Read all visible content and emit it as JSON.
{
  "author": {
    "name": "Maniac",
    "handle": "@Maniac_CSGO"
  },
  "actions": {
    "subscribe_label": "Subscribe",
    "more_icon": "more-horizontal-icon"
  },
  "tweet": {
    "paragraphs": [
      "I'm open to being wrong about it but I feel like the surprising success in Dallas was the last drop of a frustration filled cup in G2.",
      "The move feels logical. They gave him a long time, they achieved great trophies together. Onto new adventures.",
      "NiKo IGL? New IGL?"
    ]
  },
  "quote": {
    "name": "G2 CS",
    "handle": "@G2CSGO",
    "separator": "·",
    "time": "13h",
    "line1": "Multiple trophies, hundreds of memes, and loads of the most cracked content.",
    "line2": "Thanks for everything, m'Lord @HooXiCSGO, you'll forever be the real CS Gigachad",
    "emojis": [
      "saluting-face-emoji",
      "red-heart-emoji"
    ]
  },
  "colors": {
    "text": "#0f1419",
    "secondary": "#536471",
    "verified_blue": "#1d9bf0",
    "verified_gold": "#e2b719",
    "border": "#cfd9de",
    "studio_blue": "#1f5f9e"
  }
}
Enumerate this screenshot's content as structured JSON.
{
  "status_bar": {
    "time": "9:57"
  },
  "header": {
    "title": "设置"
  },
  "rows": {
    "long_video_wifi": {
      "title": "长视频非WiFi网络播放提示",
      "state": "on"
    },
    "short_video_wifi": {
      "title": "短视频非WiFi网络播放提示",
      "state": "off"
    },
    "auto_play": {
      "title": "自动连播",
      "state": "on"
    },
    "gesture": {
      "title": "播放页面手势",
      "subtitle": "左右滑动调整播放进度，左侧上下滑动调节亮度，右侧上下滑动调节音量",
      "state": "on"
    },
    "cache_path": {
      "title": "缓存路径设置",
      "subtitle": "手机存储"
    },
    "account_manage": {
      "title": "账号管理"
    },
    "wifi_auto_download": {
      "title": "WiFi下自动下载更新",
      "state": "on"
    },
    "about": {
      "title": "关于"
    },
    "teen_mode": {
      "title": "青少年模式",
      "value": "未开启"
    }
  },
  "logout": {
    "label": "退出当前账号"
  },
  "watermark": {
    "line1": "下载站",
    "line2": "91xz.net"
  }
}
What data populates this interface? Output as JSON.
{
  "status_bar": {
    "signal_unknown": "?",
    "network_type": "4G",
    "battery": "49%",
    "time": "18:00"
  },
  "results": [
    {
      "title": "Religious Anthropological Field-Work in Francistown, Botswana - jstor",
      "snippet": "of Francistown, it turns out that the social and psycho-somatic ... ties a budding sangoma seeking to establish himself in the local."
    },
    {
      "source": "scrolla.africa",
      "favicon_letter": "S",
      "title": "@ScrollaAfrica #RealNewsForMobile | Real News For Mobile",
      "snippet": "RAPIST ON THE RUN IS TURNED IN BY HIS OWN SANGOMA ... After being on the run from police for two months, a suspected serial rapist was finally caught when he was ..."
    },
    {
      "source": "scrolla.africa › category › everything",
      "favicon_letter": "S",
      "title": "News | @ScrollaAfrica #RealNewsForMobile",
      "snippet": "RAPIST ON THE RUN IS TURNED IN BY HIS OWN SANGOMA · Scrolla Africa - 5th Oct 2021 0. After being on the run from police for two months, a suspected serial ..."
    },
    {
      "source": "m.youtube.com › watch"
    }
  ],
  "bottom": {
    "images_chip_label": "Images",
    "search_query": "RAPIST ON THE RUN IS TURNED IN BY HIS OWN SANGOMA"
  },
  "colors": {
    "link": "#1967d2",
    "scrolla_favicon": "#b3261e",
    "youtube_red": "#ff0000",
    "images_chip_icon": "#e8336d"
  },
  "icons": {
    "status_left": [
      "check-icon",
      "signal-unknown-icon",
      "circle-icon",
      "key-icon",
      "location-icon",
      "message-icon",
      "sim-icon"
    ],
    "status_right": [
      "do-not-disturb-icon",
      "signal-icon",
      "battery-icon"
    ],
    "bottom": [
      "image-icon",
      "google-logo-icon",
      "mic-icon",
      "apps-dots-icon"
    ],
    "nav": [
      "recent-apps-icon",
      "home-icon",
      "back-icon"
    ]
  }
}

============================================================

* _Directions_: Repeat every entry exactly, please.

* _Output of the exercise_:
Read all visible content and emit it as JSON.
{
  "author": {
    "name": "Maniac",
    "handle": "@Maniac_CSGO"
  },
  "actions": {
    "subscribe_label": "Subscribe",
    "more_icon": "more-horizontal-icon"
  },
  "tweet": {
    "paragraphs": [
      "I'm open to being wrong about it but I feel like the surprising success in Dallas was the last drop of a frustration filled cup in G2.",
      "The move feels logical. They gave him a long time, they achieved great trophies together. Onto new adventures.",
      "NiKo IGL? New IGL?"
    ]
  },
  "quote": {
    "name": "G2 CS",
    "handle": "@G2CSGO",
    "separator": "·",
    "time": "13h",
    "line1": "Multiple trophies, hundreds of memes, and loads of the most cracked content.",
    "line2": "Thanks for everything, m'Lord @HooXiCSGO, you'll forever be the real CS Gigachad",
    "emojis": [
      "saluting-face-emoji",
      "red-heart-emoji"
    ]
  },
  "colors": {
    "text": "#0f1419",
    "secondary": "#536471",
    "verified_blue": "#1d9bf0",
    "verified_gold": "#e2b719",
    "border": "#cfd9de",
    "studio_blue": "#1f5f9e"
  }
}
Enumerate this screenshot's content as structured JSON.
{
  "status_bar": {
    "time": "9:57"
  },
  "header": {
    "title": "设置"
  },
  "rows": {
    "long_video_wifi": {
      "title": "长视频非WiFi网络播放提示",
      "state": "on"
    },
    "short_video_wifi": {
      "title": "短视频非WiFi网络播放提示",
      "state": "off"
    },
    "auto_play": {
      "title": "自动连播",
      "state": "on"
    },
    "gesture": {
      "title": "播放页面手势",
      "subtitle": "左右滑动调整播放进度，左侧上下滑动调节亮度，右侧上下滑动调节音量",
      "state": "on"
    },
    "cache_path": {
      "title": "缓存路径设置",
      "subtitle": "手机存储"
    },
    "account_manage": {
      "title": "账号管理"
    },
    "wifi_auto_download": {
      "title": "WiFi下自动下载更新",
      "state": "on"
    },
    "about": {
      "title": "关于"
    },
    "teen_mode": {
      "title": "青少年模式",
      "value": "未开启"
    }
  },
  "logout": {
    "label": "退出当前账号"
  },
  "watermark": {
    "line1": "下载站",
    "line2": "91xz.net"
  }
}
What data populates this interface? Output as JSON.
{
  "status_bar": {
    "signal_unknown": "?",
    "network_type": "4G",
    "battery": "49%",
    "time": "18:00"
  },
  "results": [
    {
      "title": "Religious Anthropological Field-Work in Francistown, Botswana - jstor",
      "snippet": "of Francistown, it turns out that the social and psycho-somatic ... ties a budding sangoma seeking to establish himself in the local."
    },
    {
      "source": "scrolla.africa",
      "favicon_letter": "S",
      "title": "@ScrollaAfrica #RealNewsForMobile | Real News For Mobile",
      "snippet": "RAPIST ON THE RUN IS TURNED IN BY HIS OWN SANGOMA ... After being on the run from police for two months, a suspected serial rapist was finally caught when he was ..."
    },
    {
      "source": "scrolla.africa › category › everything",
      "favicon_letter": "S",
      "title": "News | @ScrollaAfrica #RealNewsForMobile",
      "snippet": "RAPIST ON THE RUN IS TURNED IN BY HIS OWN SANGOMA · Scrolla Africa - 5th Oct 2021 0. After being on the run from police for two months, a suspected serial ..."
    },
    {
      "source": "m.youtube.com › watch"
    }
  ],
  "bottom": {
    "images_chip_label": "Images",
    "search_query": "RAPIST ON THE RUN IS TURNED IN BY HIS OWN SANGOMA"
  },
  "colors": {
    "link": "#1967d2",
    "scrolla_favicon": "#b3261e",
    "youtube_red": "#ff0000",
    "images_chip_icon": "#e8336d"
  },
  "icons": {
    "status_left": [
      "check-icon",
      "signal-unknown-icon",
      "circle-icon",
      "key-icon",
      "location-icon",
      "message-icon",
      "sim-icon"
    ],
    "status_right": [
      "do-not-disturb-icon",
      "signal-icon",
      "battery-icon"
    ],
    "bottom": [
      "image-icon",
      "google-logo-icon",
      "mic-icon",
      "apps-dots-icon"
    ],
    "nav": [
      "recent-apps-icon",
      "home-icon",
      "back-icon"
    ]
  }
}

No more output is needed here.